- Your goal
Each line below is to be written out in full, exactly as shown.

Structured figure records:

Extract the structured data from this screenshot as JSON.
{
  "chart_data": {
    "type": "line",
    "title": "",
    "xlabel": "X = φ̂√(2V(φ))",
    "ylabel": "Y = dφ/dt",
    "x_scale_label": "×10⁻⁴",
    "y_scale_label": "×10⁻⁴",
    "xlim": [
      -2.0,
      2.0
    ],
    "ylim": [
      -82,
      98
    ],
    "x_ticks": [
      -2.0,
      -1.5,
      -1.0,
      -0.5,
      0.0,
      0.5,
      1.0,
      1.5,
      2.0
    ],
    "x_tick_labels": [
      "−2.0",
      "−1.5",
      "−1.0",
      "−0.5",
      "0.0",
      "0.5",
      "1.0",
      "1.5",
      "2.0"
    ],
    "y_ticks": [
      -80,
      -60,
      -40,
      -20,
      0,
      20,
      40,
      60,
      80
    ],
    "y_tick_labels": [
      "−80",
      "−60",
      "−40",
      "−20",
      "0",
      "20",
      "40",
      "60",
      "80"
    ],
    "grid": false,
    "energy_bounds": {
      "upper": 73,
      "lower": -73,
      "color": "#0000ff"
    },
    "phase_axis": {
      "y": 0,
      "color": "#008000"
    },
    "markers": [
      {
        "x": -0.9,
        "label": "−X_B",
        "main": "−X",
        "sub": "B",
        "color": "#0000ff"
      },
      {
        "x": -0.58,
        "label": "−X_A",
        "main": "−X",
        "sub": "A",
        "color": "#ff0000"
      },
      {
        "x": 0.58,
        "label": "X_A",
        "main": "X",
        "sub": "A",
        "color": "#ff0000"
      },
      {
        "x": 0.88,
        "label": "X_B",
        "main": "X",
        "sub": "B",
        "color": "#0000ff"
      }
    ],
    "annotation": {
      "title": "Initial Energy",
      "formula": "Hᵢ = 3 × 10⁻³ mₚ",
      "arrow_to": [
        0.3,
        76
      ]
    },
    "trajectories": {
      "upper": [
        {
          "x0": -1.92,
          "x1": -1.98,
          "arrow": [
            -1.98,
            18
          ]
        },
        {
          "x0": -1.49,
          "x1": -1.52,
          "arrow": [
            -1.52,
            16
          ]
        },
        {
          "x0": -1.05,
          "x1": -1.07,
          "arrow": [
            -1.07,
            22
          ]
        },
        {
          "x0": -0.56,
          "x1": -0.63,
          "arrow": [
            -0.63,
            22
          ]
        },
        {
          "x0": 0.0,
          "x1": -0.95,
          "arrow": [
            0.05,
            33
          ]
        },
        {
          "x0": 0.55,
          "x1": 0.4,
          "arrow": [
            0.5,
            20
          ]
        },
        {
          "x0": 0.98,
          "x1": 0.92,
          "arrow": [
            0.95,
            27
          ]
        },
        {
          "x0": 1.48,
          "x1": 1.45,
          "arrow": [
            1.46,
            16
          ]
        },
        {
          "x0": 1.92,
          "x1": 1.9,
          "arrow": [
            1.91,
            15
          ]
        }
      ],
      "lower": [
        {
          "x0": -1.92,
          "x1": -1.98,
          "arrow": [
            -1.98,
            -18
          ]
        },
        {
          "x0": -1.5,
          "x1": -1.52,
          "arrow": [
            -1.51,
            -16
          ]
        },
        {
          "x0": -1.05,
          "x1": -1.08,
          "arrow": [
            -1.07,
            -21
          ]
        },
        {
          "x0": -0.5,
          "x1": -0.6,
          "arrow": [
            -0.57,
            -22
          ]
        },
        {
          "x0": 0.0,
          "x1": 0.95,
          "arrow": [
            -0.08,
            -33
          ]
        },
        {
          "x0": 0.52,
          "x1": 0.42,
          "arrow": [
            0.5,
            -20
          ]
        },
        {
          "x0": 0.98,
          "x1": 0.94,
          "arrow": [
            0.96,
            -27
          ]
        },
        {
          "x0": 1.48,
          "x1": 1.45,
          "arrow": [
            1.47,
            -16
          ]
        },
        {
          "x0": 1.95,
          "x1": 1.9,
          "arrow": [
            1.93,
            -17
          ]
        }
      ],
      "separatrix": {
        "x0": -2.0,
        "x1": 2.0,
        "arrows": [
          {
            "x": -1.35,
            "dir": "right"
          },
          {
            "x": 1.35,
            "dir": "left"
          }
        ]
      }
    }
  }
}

- Exercise solution
Extract the structured data from this screenshot as JSON.
{
  "chart_data": {
    "type": "line",
    "title": "",
    "xlabel": "X = φ̂√(2V(φ))",
    "ylabel": "Y = dφ/dt",
    "x_scale_label": "×10⁻⁴",
    "y_scale_label": "×10⁻⁴",
    "xlim": [
      -2.0,
      2.0
    ],
    "ylim": [
      -82,
      98
    ],
    "x_ticks": [
      -2.0,
      -1.5,
      -1.0,
      -0.5,
      0.0,
      0.5,
      1.0,
      1.5,
      2.0
    ],
    "x_tick_labels": [
      "−2.0",
      "−1.5",
      "−1.0",
      "−0.5",
      "0.0",
      "0.5",
      "1.0",
      "1.5",
      "2.0"
    ],
    "y_ticks": [
      -80,
      -60,
      -40,
      -20,
      0,
      20,
      40,
      60,
      80
    ],
    "y_tick_labels": [
      "−80",
      "−60",
      "−40",
      "−20",
      "0",
      "20",
      "40",
      "60",
      "80"
    ],
    "grid": false,
    "energy_bounds": {
      "upper": 73,
      "lower": -73,
      "color": "#0000ff"
    },
    "phase_axis": {
      "y": 0,
      "color": "#008000"
    },
    "markers": [
      {
        "x": -0.9,
        "label": "−X_B",
        "main": "−X",
        "sub": "B",
        "color": "#0000ff"
      },
      {
        "x": -0.58,
        "label": "−X_A",
        "main": "−X",
        "sub": "A",
        "color": "#ff0000"
      },
      {
        "x": 0.58,
        "label": "X_A",
        "main": "X",
        "sub": "A",
        "color": "#ff0000"
      },
      {
        "x": 0.88,
        "label": "X_B",
        "main": "X",
        "sub": "B",
        "color": "#0000ff"
      }
    ],
    "annotation": {
      "title": "Initial Energy",
      "formula": "Hᵢ = 3 × 10⁻³ mₚ",
      "arrow_to": [
        0.3,
        76
      ]
    },
    "trajectories": {
      "upper": [
        {
          "x0": -1.92,
          "x1": -1.98,
          "arrow": [
            -1.98,
            18
          ]
        },
        {
          "x0": -1.49,
          "x1": -1.52,
          "arrow": [
            -1.52,
            16
          ]
        },
        {
          "x0": -1.05,
          "x1": -1.07,
          "arrow": [
            -1.07,
            22
          ]
        },
        {
          "x0": -0.56,
          "x1": -0.63,
          "arrow": [
            -0.63,
            22
          ]
        },
        {
          "x0": 0.0,
          "x1": -0.95,
          "arrow": [
            0.05,
            33
          ]
        },
        {
          "x0": 0.55,
          "x1": 0.4,
          "arrow": [
            0.5,
            20
          ]
        },
        {
          "x0": 0.98,
          "x1": 0.92,
          "arrow": [
            0.95,
            27
          ]
        },
        {
          "x0": 1.48,
          "x1": 1.45,
          "arrow": [
            1.46,
            16
          ]
        },
        {
          "x0": 1.92,
          "x1": 1.9,
          "arrow": [
            1.91,
            15
          ]
        }
      ],
      "lower": [
        {
          "x0": -1.92,
          "x1": -1.98,
          "arrow": [
            -1.98,
            -18
          ]
        },
        {
          "x0": -1.5,
          "x1": -1.52,
          "arrow": [
            -1.51,
            -16
          ]
        },
        {
          "x0": -1.05,
          "x1": -1.08,
          "arrow": [
            -1.07,
            -21
          ]
        },
        {
          "x0": -0.5,
          "x1": -0.6,
          "arrow": [
            -0.57,
            -22
          ]
        },
        {
          "x0": 0.0,
          "x1": 0.95,
          "arrow": [
            -0.08,
            -33
          ]
        },
        {
          "x0": 0.52,
          "x1": 0.42,
          "arrow": [
            0.5,
            -20
          ]
        },
        {
          "x0": 0.98,
          "x1": 0.94,
          "arrow": [
            0.96,
            -27
          ]
        },
        {
          "x0": 1.48,
          "x1": 1.45,
          "arrow": [
            1.47,
            -16
          ]
        },
        {
          "x0": 1.95,
          "x1": 1.9,
          "arrow": [
            1.93,
            -17
          ]
        }
      ],
      "separatrix": {
        "x0": -2.0,
        "x1": 2.0,
        "arrows": [
          {
            "x": -1.35,
            "dir": "right"
          },
          {
            "x": 1.35,
            "dir": "left"
          }
        ]
      }
    }
  }
}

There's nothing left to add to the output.